**The problem**
Swap "paper-stain" for "paper-blemish" wherever it occurs in the entries below, and reproduce the entries with everything else unchanged. Omit the pictures from the answer.
---
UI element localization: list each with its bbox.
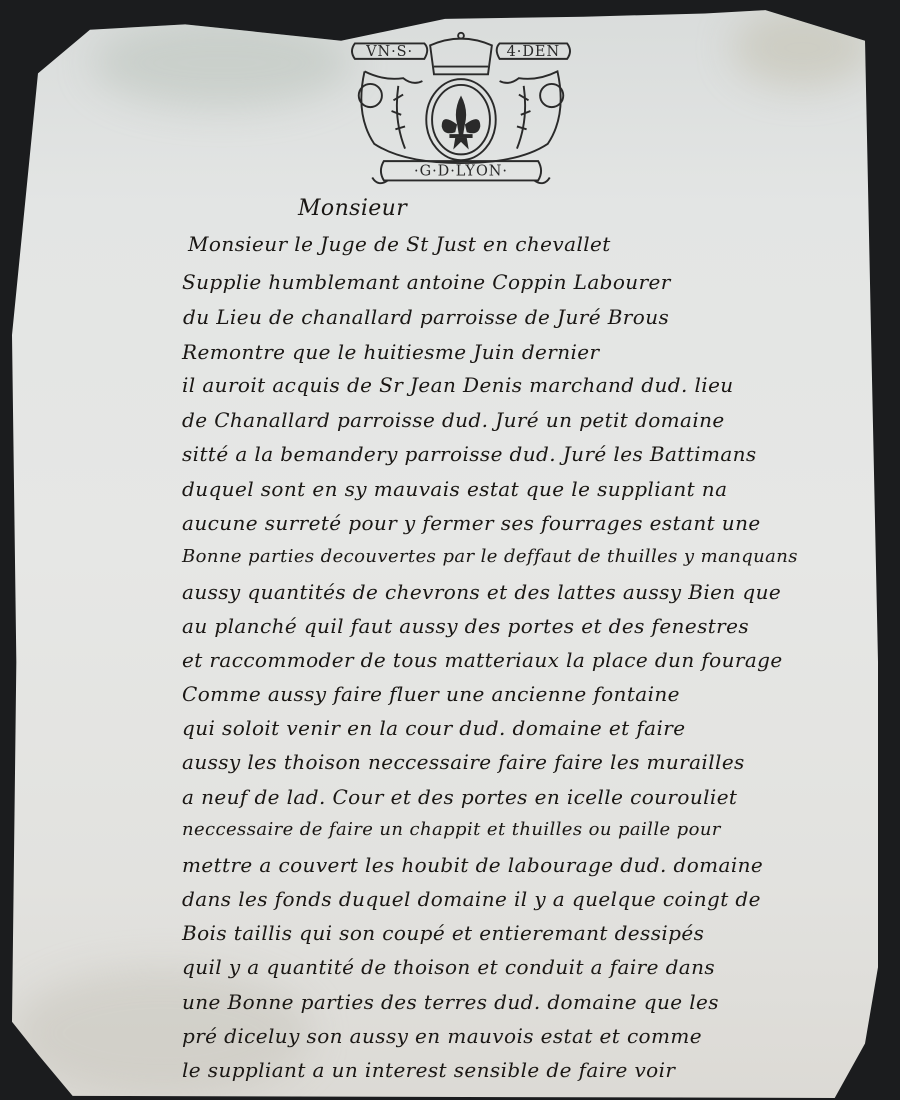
text-line-18: neccessaire de faire un chappit et thuil… bbox=[182, 819, 721, 840]
text-line-8: duquel sont en sy mauvais estat que le s… bbox=[182, 477, 727, 501]
text-line-1: Monsieur le Juge de St Just en chevallet bbox=[188, 232, 611, 256]
text-line-4: Remontre que le huitiesme Juin dernier bbox=[182, 340, 600, 364]
text-line-9: aucune surreté pour y fermer ses fourrag… bbox=[182, 511, 761, 535]
fleur-de-lis-stamp-icon: VN·S· 4·DEN ·G·D·LYON· bbox=[345, 28, 577, 192]
text-line-17: a neuf de lad. Cour et des portes en ice… bbox=[182, 785, 737, 809]
text-line-15: qui soloit venir en la cour dud. domaine… bbox=[182, 716, 685, 740]
text-line-6: de Chanallard parroisse dud. Juré un pet… bbox=[182, 408, 725, 432]
text-line-19: mettre a couvert les houbit de labourage… bbox=[182, 853, 763, 877]
text-line-12: au planché quil faut aussy des portes et… bbox=[182, 614, 749, 638]
paper-stain bbox=[92, 18, 352, 108]
text-line-7: sitté a la bemandery parroisse dud. Juré… bbox=[182, 442, 757, 466]
text-line-16: aussy les thoison neccessaire faire fair… bbox=[182, 750, 745, 774]
text-line-25: le suppliant a un interest sensible de f… bbox=[182, 1058, 675, 1082]
stamp-left-banner: VN·S· bbox=[365, 44, 413, 60]
stamp-right-banner: 4·DEN bbox=[507, 44, 560, 60]
text-line-20: dans les fonds duquel domaine il y a que… bbox=[182, 887, 761, 911]
tax-stamp: VN·S· 4·DEN ·G·D·LYON· bbox=[345, 28, 577, 192]
text-line-23: une Bonne parties des terres dud. domain… bbox=[182, 990, 719, 1014]
text-line-22: quil y a quantité de thoison et conduit … bbox=[182, 955, 715, 979]
text-line-2: Supplie humblemant antoine Coppin Labour… bbox=[182, 270, 671, 294]
text-line-11: aussy quantités de chevrons et des latte… bbox=[182, 580, 781, 604]
text-line-21: Bois taillis qui son coupé et entiereman… bbox=[182, 921, 704, 945]
text-line-13: et raccommoder de tous matteriaux la pla… bbox=[182, 648, 783, 672]
text-line-24: pré diceluy son aussy en mauvois estat e… bbox=[182, 1024, 702, 1048]
text-line-5: il auroit acquis de Sr Jean Denis marcha… bbox=[182, 373, 734, 397]
salutation: Monsieur bbox=[298, 196, 407, 221]
stamp-bottom-banner: ·G·D·LYON· bbox=[414, 164, 508, 180]
paper-stain bbox=[732, 8, 872, 88]
text-line-14: Comme aussy faire fluer une ancienne fon… bbox=[182, 682, 680, 706]
text-line-3: du Lieu de chanallard parroisse de Juré … bbox=[183, 305, 669, 329]
text-line-10: Bonne parties decouvertes par le deffaut… bbox=[182, 546, 798, 567]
---
**Result for this task**
UI element localization: list each with its bbox.
text-line-18: neccessaire de faire un chappit et thuil… bbox=[182, 819, 721, 840]
text-line-8: duquel sont en sy mauvais estat que le s… bbox=[182, 477, 727, 501]
text-line-1: Monsieur le Juge de St Just en chevallet bbox=[188, 232, 611, 256]
text-line-4: Remontre que le huitiesme Juin dernier bbox=[182, 340, 600, 364]
text-line-9: aucune surreté pour y fermer ses fourrag… bbox=[182, 511, 761, 535]
fleur-de-lis-stamp-icon: VN·S· 4·DEN ·G·D·LYON· bbox=[345, 28, 577, 192]
text-line-17: a neuf de lad. Cour et des portes en ice… bbox=[182, 785, 737, 809]
text-line-15: qui soloit venir en la cour dud. domaine… bbox=[182, 716, 685, 740]
text-line-6: de Chanallard parroisse dud. Juré un pet… bbox=[182, 408, 725, 432]
text-line-19: mettre a couvert les houbit de labourage… bbox=[182, 853, 763, 877]
text-line-12: au planché quil faut aussy des portes et… bbox=[182, 614, 749, 638]
paper-blemish bbox=[92, 18, 352, 108]
text-line-7: sitté a la bemandery parroisse dud. Juré… bbox=[182, 442, 757, 466]
text-line-16: aussy les thoison neccessaire faire fair… bbox=[182, 750, 745, 774]
text-line-25: le suppliant a un interest sensible de f… bbox=[182, 1058, 675, 1082]
stamp-left-banner: VN·S· bbox=[365, 44, 413, 60]
stamp-right-banner: 4·DEN bbox=[507, 44, 560, 60]
text-line-20: dans les fonds duquel domaine il y a que… bbox=[182, 887, 761, 911]
tax-stamp: VN·S· 4·DEN ·G·D·LYON· bbox=[345, 28, 577, 192]
text-line-23: une Bonne parties des terres dud. domain… bbox=[182, 990, 719, 1014]
text-line-22: quil y a quantité de thoison et conduit … bbox=[182, 955, 715, 979]
text-line-2: Supplie humblemant antoine Coppin Labour… bbox=[182, 270, 671, 294]
text-line-11: aussy quantités de chevrons et des latte… bbox=[182, 580, 781, 604]
text-line-21: Bois taillis qui son coupé et entiereman… bbox=[182, 921, 704, 945]
text-line-13: et raccommoder de tous matteriaux la pla… bbox=[182, 648, 783, 672]
text-line-24: pré diceluy son aussy en mauvois estat e… bbox=[182, 1024, 702, 1048]
text-line-5: il auroit acquis de Sr Jean Denis marcha… bbox=[182, 373, 734, 397]
salutation: Monsieur bbox=[298, 196, 407, 221]
stamp-bottom-banner: ·G·D·LYON· bbox=[414, 164, 508, 180]
paper-blemish bbox=[732, 8, 872, 88]
text-line-14: Comme aussy faire fluer une ancienne fon… bbox=[182, 682, 680, 706]
text-line-3: du Lieu de chanallard parroisse de Juré … bbox=[183, 305, 669, 329]
text-line-10: Bonne parties decouvertes par le deffaut… bbox=[182, 546, 798, 567]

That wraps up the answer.